Update the material from its first line through the line containing "y-tick-label: 20,000,000 bbox=[227, 638, 301, 653]", changing "Actuals" to "Observed" and keeping everything else the same. Return only those lines.

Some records
>>>
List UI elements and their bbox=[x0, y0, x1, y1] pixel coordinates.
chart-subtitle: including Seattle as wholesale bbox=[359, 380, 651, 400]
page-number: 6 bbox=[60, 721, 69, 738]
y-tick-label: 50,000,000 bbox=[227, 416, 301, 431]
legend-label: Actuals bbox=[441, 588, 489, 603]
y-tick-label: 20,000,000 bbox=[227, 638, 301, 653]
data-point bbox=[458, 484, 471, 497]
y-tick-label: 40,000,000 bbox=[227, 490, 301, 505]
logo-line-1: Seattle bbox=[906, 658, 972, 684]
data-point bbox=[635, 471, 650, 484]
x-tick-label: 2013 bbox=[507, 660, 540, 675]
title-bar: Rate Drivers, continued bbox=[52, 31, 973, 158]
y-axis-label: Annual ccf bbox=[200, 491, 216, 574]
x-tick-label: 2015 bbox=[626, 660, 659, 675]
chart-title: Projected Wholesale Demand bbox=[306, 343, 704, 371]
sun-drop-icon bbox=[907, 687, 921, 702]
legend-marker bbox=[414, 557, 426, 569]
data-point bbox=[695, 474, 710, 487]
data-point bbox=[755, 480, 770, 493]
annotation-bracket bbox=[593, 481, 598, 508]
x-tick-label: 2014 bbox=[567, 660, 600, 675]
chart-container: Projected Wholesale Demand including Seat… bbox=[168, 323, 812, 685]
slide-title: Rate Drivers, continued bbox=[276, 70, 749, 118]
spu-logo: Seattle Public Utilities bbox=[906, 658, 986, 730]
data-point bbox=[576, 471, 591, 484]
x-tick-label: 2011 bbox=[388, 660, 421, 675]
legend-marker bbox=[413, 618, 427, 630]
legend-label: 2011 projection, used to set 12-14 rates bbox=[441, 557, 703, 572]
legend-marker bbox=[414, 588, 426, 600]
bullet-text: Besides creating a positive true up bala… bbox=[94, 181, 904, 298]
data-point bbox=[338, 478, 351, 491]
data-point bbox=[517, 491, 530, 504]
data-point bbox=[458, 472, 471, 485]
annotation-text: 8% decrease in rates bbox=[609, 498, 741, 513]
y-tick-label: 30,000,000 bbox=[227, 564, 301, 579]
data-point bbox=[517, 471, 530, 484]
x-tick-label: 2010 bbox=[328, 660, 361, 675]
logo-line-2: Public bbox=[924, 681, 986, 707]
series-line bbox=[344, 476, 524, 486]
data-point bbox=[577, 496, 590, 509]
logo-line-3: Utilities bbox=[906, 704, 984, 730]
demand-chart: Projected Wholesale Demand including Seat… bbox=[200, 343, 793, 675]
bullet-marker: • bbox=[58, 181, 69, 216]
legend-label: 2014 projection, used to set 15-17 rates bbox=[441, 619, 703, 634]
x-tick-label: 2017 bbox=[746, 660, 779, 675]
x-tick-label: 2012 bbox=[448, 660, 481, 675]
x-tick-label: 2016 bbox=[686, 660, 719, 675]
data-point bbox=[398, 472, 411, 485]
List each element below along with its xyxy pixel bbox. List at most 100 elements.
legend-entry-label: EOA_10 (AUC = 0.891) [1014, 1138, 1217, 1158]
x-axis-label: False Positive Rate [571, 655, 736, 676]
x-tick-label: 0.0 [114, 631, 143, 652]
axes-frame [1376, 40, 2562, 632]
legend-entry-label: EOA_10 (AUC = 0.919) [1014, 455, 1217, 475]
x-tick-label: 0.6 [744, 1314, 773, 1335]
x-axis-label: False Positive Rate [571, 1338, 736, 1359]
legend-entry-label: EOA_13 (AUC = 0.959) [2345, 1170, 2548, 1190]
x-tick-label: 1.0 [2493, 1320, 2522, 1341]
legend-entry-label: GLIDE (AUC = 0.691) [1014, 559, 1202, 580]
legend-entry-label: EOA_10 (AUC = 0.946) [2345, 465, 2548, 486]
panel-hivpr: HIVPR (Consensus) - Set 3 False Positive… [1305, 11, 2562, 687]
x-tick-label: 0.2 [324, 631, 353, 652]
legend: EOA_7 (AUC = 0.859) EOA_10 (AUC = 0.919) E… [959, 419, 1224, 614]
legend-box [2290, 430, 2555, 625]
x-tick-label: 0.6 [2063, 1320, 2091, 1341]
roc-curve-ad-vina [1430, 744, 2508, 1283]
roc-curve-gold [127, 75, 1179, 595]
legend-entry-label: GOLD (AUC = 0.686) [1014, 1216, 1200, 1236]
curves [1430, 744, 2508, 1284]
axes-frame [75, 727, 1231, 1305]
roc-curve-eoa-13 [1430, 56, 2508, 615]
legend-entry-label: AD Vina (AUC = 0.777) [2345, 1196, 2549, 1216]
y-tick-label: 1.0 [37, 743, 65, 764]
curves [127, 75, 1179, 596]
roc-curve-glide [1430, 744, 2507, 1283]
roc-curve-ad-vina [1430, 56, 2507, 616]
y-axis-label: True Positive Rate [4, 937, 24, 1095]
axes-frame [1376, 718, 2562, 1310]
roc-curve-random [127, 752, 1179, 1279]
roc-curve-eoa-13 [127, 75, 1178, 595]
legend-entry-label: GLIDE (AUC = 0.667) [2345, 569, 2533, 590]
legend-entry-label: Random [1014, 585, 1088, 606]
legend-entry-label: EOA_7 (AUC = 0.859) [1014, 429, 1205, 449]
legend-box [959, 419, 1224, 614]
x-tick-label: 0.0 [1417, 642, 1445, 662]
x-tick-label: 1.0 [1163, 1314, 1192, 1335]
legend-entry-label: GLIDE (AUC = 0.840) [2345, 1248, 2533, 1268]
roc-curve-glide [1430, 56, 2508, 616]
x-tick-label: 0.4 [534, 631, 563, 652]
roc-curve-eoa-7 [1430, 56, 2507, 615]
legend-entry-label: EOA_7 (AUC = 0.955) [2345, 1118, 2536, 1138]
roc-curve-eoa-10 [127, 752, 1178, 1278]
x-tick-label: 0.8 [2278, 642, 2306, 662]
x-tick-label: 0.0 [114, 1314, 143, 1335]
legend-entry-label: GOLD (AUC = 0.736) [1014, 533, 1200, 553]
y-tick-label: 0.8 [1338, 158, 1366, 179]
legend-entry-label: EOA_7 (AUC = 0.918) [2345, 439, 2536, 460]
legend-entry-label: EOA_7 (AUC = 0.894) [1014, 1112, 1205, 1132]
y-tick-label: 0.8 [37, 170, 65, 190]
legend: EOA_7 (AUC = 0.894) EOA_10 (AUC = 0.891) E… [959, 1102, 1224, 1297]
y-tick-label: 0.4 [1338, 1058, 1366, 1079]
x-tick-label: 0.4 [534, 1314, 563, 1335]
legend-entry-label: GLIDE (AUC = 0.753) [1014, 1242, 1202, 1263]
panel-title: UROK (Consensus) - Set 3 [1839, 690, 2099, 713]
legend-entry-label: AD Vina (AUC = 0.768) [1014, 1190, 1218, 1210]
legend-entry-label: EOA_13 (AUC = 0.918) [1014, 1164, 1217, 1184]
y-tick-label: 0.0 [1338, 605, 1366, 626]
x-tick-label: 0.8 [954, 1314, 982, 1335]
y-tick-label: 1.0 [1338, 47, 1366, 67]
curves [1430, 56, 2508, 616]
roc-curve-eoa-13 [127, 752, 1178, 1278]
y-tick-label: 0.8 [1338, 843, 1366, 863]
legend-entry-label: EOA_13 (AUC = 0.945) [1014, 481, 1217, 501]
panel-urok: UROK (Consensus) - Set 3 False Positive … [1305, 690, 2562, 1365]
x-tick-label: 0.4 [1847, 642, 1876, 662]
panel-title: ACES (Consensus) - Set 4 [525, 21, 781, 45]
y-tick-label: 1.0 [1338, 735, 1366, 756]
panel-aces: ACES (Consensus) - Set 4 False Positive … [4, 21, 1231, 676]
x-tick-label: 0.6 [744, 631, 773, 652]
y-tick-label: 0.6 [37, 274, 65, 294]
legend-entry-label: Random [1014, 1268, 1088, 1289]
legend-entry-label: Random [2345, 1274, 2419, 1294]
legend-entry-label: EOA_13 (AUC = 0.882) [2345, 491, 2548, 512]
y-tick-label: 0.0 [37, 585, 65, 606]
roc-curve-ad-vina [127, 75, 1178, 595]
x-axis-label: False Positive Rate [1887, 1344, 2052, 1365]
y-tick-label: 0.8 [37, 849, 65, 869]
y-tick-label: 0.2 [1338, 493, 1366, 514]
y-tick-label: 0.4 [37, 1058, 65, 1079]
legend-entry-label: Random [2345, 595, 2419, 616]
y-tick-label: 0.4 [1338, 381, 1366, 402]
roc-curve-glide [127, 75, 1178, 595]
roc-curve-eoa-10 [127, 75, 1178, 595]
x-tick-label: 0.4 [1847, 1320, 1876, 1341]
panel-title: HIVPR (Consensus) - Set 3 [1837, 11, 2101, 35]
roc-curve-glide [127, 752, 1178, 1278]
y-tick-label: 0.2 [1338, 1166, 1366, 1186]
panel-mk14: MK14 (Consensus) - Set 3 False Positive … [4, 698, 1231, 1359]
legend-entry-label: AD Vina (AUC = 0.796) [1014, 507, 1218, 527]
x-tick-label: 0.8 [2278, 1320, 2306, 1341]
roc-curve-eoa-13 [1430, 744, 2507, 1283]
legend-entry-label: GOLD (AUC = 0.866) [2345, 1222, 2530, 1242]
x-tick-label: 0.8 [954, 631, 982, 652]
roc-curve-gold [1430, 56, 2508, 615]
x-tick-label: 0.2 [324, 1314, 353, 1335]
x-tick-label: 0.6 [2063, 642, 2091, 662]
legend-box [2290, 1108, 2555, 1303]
<<<
Result of the task:
List UI elements and their bbox=[x0, y0, x1, y1] pixel coordinates.
chart-subtitle: including Seattle as wholesale bbox=[359, 380, 651, 400]
page-number: 6 bbox=[60, 721, 69, 738]
y-tick-label: 50,000,000 bbox=[227, 416, 301, 431]
legend-label: Observed bbox=[441, 588, 489, 603]
y-tick-label: 20,000,000 bbox=[227, 638, 301, 653]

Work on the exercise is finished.